__THE DATA__

******

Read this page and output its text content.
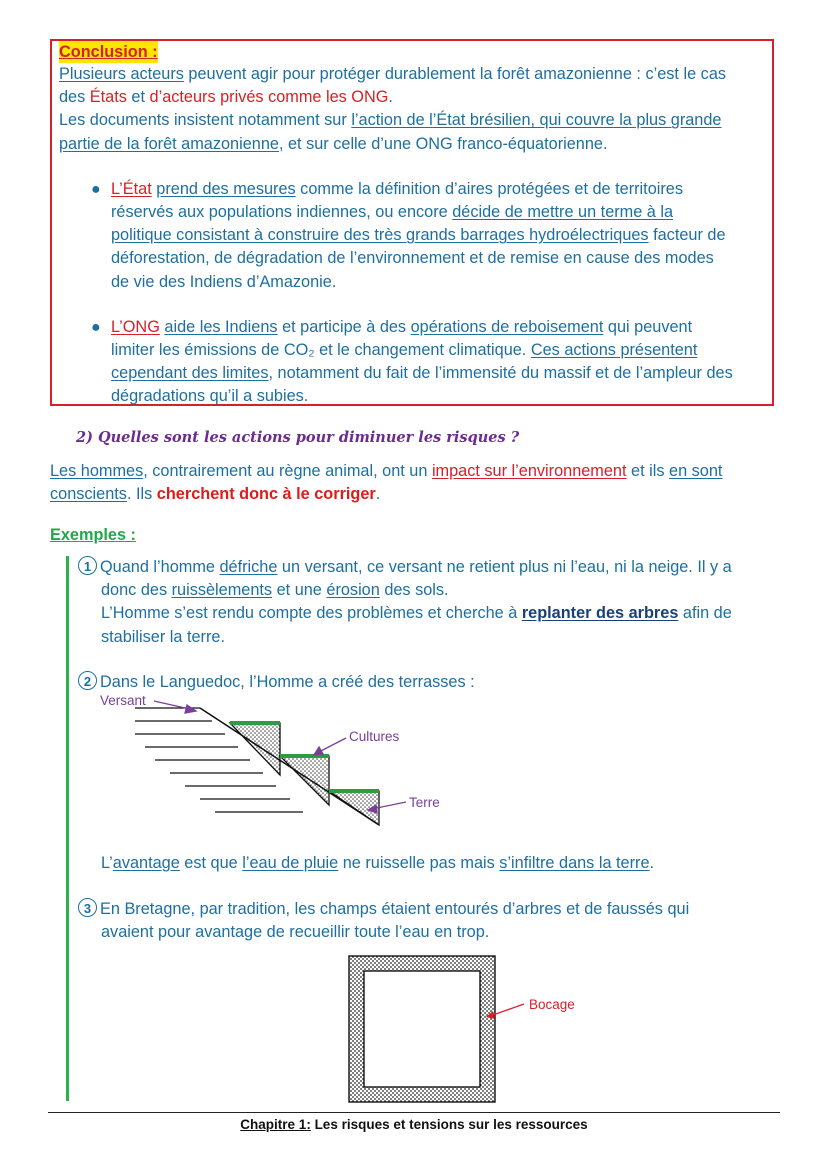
Conclusion :
Plusieurs acteurs peuvent agir pour protéger durablement la forêt amazonienne : c’est le cas
des États et d’acteurs privés comme les ONG.
Les documents insistent notamment sur l’action de l’État brésilien, qui couvre la plus grande
partie de la forêt amazonienne, et sur celle d’une ONG franco-équatorienne.
● L’État prend des mesures comme la définition d’aires protégées et de territoires
réservés aux populations indiennes, ou encore décide de mettre un terme à la
politique consistant à construire des très grands barrages hydroélectriques facteur de
déforestation, de dégradation de l’environnement et de remise en cause des modes
de vie des Indiens d’Amazonie.
● L’ONG aide les Indiens et participe à des opérations de reboisement qui peuvent
limiter les émissions de CO₂ et le changement climatique. Ces actions présentent
cependant des limites, notamment du fait de l’immensité du massif et de l’ampleur des
dégradations qu’il a subies.
2) Quelles sont les actions pour diminuer les risques ?
Les hommes, contrairement au règne animal, ont un impact sur l’environnement et ils en sont
conscients. Ils cherchent donc à le corriger.
Exemples :
1 Quand l’homme défriche un versant, ce versant ne retient plus ni l’eau, ni la neige. Il y a
donc des ruissèlements et une érosion des sols.
L’Homme s’est rendu compte des problèmes et cherche à replanter des arbres afin de
stabiliser la terre.
2 Dans le Languedoc, l’Homme a créé des terrasses :
Versant
Cultures
Terre
L’avantage est que l’eau de pluie ne ruisselle pas mais s’infiltre dans la terre.
3 En Bretagne, par tradition, les champs étaient entourés d’arbres et de faussés qui
avaient pour avantage de recueillir toute l’eau en trop.
Bocage
Chapitre 1: Les risques et tensions sur les ressources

******

__PROBLEM REQUIREMENTS__
List all lines in the material containing the string "amazonienne".

__WRITTEN RESPONSE__
Plusieurs acteurs peuvent agir pour protéger durablement la forêt amazonienne : c’est le cas
partie de la forêt amazonienne, et sur celle d’une ONG franco-équatorienne.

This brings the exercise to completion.